## BEGIN DATASET

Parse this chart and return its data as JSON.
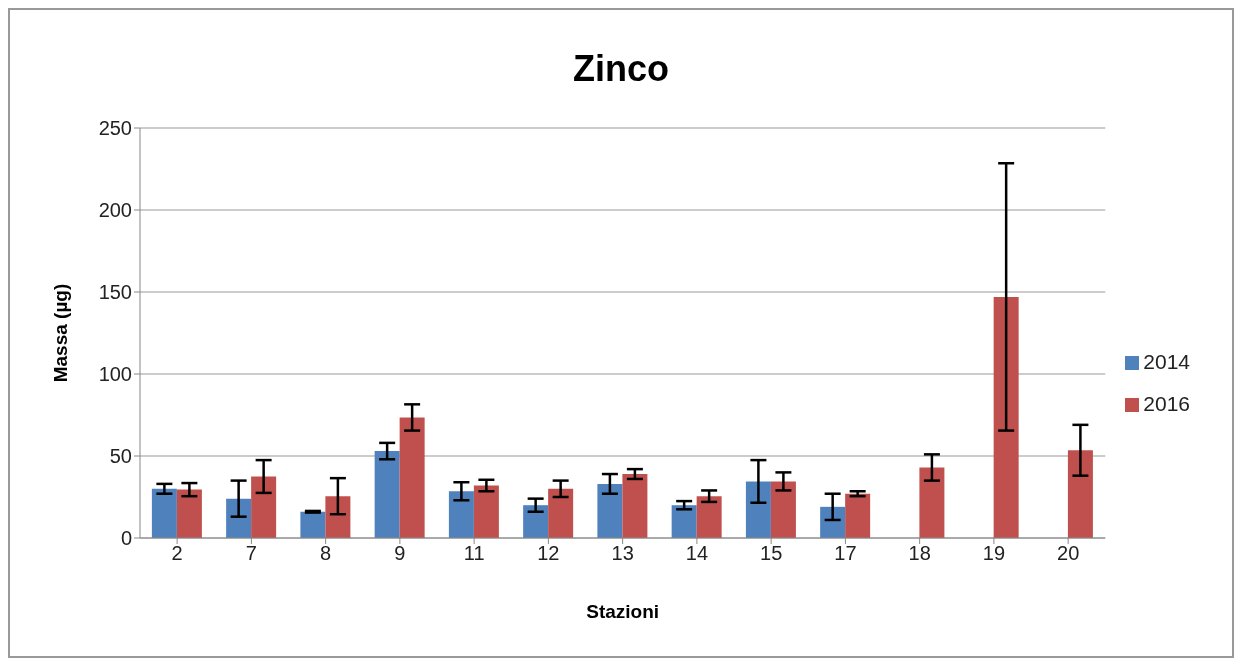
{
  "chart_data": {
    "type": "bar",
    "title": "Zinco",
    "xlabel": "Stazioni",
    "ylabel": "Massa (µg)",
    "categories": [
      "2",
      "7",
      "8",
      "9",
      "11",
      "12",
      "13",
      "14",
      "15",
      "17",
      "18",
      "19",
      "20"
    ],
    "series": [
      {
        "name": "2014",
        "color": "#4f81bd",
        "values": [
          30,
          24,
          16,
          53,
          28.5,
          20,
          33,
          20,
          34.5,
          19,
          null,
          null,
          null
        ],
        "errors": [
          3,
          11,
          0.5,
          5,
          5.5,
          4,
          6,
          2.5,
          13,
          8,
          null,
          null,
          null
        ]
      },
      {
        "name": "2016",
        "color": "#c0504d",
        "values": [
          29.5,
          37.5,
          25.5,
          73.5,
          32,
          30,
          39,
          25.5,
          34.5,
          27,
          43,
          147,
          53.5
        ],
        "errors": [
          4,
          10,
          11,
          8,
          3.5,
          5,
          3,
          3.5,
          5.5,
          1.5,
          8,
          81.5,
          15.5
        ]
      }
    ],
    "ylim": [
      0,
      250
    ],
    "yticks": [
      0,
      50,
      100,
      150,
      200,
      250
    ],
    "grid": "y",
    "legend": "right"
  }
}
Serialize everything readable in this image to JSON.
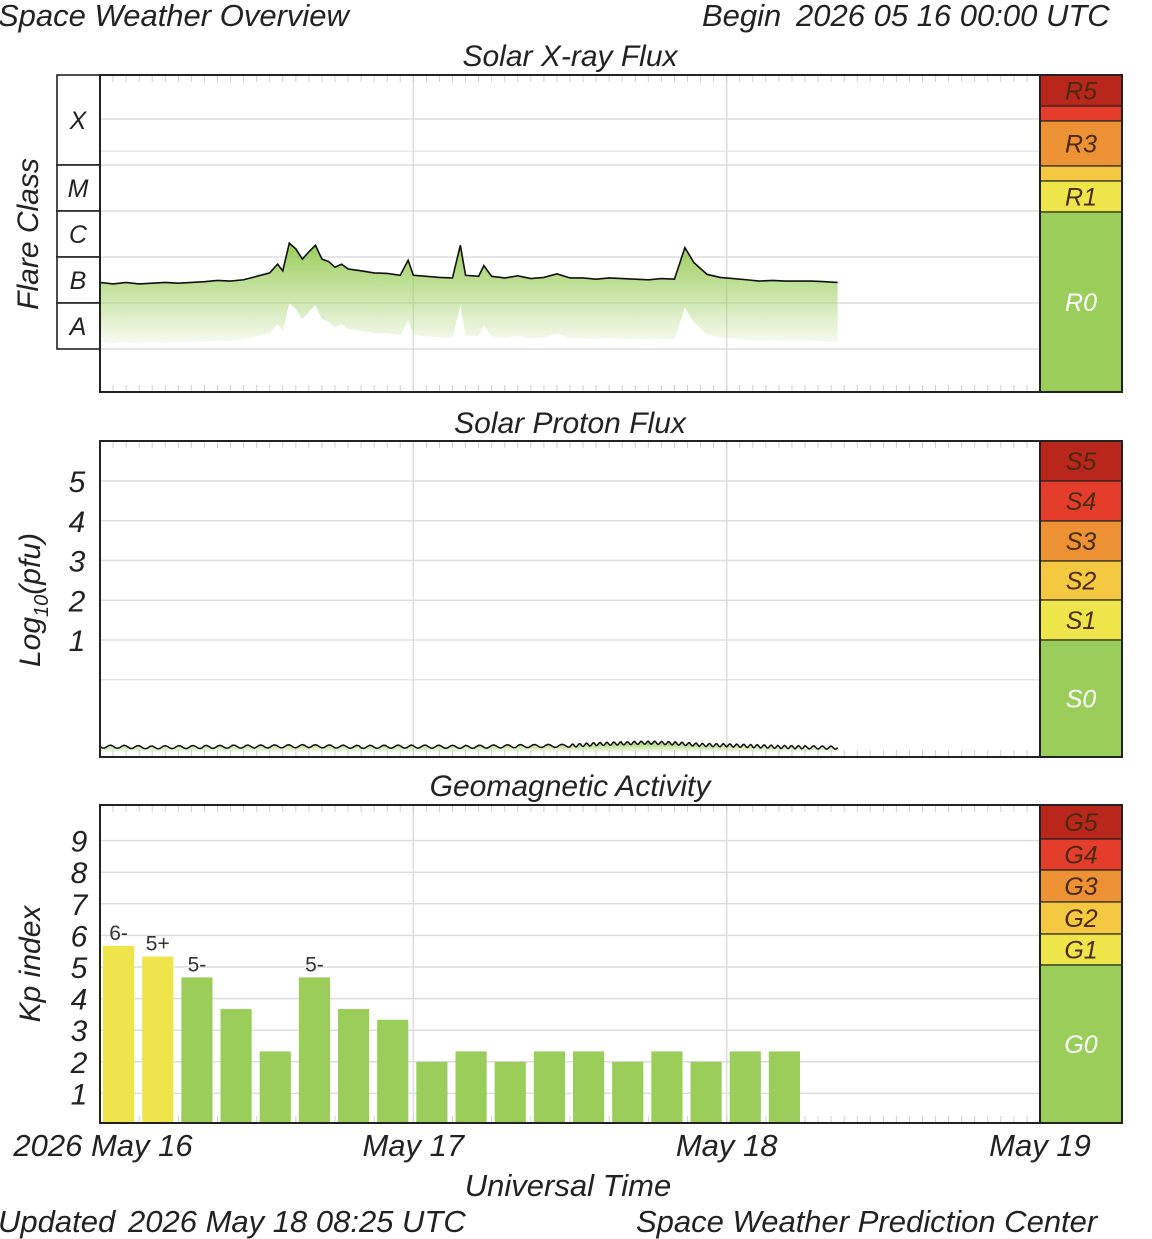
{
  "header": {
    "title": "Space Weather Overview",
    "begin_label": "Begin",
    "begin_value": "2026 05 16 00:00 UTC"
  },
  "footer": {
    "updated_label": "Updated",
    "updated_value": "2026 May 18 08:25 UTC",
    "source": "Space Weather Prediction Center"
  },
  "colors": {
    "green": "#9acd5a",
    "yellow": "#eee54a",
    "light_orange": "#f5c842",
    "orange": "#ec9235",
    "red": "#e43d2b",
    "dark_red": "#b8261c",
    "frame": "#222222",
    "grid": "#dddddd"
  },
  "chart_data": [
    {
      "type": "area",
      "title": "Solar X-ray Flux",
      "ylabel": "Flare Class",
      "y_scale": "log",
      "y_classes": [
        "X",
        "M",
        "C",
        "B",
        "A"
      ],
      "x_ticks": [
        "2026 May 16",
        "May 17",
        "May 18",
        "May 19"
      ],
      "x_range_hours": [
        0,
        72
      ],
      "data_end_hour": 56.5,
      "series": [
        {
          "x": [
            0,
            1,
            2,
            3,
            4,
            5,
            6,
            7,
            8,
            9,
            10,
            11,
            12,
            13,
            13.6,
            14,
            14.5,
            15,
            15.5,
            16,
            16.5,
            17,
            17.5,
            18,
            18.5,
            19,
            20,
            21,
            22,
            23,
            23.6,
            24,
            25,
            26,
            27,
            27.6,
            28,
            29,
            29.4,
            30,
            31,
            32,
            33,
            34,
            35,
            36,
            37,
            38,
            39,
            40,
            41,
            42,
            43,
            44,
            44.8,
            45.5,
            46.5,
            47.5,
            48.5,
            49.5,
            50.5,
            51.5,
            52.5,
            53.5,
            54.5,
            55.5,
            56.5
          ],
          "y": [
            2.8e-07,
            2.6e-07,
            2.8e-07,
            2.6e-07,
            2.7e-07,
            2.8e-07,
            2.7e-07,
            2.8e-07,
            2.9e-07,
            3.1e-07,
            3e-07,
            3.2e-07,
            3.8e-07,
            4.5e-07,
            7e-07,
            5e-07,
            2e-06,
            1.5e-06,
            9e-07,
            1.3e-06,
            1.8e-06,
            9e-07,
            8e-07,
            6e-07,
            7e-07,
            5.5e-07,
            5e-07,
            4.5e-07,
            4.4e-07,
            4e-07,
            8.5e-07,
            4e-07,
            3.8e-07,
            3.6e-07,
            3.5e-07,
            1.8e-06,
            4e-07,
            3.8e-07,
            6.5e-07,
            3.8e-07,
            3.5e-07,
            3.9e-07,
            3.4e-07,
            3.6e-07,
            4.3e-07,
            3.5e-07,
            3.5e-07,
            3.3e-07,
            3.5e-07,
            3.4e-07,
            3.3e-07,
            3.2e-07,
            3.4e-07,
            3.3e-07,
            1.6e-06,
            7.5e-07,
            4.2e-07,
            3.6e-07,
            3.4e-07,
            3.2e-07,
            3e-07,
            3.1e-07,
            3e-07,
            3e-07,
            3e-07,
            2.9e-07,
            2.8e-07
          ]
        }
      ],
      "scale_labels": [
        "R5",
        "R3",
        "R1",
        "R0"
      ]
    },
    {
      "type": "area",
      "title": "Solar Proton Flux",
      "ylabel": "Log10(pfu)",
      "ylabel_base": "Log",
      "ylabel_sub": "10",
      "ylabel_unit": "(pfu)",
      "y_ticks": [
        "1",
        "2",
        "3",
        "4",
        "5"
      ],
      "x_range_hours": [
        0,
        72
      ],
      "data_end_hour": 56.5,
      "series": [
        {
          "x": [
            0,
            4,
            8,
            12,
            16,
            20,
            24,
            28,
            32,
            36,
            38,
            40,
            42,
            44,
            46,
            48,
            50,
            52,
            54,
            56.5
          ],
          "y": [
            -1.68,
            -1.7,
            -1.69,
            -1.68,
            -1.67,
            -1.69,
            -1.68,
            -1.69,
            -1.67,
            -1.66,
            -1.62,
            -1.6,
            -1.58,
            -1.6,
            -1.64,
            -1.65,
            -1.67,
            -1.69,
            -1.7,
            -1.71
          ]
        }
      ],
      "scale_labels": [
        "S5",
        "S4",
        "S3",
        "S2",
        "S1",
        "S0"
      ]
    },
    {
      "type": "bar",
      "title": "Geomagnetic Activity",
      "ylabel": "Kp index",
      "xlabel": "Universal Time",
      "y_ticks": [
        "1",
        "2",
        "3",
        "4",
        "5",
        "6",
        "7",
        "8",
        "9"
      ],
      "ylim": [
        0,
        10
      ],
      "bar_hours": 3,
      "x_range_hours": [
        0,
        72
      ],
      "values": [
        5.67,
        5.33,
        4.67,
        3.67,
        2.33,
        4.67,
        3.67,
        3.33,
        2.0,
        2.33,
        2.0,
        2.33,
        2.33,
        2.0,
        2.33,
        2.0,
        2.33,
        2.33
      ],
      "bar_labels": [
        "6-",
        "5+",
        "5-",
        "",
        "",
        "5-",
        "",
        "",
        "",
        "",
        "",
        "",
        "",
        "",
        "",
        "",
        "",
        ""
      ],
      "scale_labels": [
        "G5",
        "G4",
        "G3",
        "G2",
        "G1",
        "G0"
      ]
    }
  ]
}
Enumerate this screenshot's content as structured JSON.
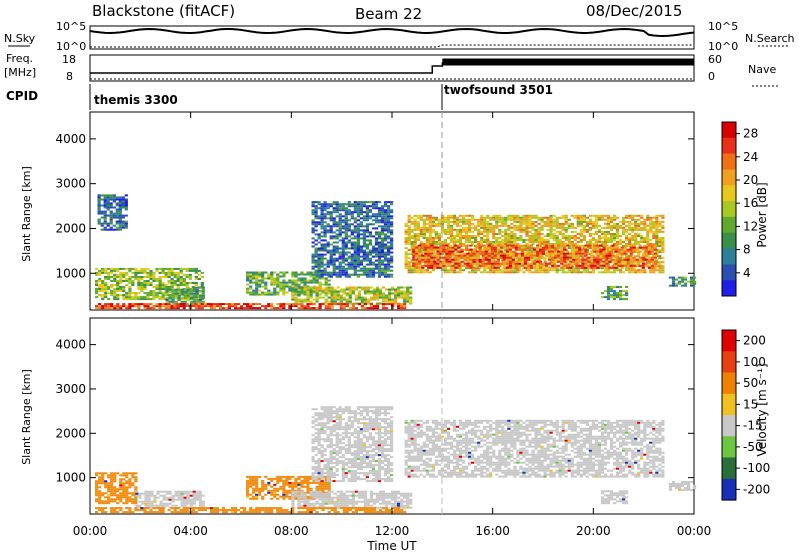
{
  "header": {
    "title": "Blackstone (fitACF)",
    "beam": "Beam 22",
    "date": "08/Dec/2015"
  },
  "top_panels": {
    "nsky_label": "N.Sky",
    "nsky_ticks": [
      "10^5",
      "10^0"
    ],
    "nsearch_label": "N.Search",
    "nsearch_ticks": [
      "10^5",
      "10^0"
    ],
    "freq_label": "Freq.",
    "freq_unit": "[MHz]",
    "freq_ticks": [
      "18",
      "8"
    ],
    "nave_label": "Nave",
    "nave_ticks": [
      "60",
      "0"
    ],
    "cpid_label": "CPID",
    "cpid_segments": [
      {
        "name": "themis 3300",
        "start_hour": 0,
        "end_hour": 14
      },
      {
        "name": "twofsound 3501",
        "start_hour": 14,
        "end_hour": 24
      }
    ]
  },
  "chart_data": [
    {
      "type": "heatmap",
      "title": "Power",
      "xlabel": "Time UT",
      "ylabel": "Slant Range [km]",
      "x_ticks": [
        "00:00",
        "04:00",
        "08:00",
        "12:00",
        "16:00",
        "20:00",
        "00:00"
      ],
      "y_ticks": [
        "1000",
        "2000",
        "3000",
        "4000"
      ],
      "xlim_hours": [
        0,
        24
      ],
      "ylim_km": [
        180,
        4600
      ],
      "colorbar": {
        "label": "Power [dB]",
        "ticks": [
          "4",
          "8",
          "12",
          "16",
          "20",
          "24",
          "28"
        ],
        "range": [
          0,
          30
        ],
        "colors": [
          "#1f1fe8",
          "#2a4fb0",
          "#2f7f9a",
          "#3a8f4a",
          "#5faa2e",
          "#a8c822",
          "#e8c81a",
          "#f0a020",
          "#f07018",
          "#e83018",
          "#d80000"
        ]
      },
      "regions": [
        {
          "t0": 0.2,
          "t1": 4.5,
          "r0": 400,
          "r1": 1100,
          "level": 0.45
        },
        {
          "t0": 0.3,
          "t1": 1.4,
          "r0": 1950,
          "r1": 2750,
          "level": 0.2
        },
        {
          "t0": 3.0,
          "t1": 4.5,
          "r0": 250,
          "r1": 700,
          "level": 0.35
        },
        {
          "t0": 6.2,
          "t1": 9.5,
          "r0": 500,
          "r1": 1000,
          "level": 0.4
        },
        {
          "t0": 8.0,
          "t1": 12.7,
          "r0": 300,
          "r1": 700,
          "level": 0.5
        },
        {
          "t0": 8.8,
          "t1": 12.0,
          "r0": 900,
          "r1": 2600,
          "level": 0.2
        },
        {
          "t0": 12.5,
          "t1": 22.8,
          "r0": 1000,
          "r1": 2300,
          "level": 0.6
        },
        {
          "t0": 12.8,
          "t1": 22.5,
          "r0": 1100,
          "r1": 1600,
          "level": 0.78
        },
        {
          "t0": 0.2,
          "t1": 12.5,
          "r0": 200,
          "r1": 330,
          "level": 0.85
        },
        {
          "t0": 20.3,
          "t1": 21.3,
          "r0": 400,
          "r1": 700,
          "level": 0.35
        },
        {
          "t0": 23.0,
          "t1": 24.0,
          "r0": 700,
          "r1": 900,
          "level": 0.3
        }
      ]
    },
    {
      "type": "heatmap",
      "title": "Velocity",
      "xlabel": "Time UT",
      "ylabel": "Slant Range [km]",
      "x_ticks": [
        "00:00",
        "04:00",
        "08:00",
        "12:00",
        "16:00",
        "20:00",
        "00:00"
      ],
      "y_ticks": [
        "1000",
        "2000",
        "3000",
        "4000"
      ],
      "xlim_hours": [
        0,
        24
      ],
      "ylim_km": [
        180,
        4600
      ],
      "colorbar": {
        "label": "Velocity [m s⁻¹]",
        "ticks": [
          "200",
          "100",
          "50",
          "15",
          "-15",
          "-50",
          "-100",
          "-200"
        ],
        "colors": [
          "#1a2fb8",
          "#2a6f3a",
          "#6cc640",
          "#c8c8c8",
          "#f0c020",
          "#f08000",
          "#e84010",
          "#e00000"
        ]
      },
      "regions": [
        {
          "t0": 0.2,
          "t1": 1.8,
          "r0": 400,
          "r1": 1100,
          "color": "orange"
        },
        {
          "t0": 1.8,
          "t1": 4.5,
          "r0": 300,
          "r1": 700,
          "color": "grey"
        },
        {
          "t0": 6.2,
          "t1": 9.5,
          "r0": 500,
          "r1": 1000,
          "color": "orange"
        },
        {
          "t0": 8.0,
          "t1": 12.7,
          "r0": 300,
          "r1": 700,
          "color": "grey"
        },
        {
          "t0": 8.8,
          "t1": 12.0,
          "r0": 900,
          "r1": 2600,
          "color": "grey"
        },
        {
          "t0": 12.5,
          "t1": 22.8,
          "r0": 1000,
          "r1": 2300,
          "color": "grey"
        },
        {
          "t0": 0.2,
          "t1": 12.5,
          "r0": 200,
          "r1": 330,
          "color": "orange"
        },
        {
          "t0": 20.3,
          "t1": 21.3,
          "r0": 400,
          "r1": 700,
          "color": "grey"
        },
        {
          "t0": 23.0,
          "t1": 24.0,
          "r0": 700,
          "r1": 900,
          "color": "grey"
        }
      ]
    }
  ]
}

## END DATASET

▸ GOAL:
Where a line of the material above holds the string "JSON", copy that line.

▸ WRITTEN ANSWER:
Parse this chart and return its data as JSON.
Serialize everything readable in this image to JSON.
Enumerate this screenshot's content as structured JSON.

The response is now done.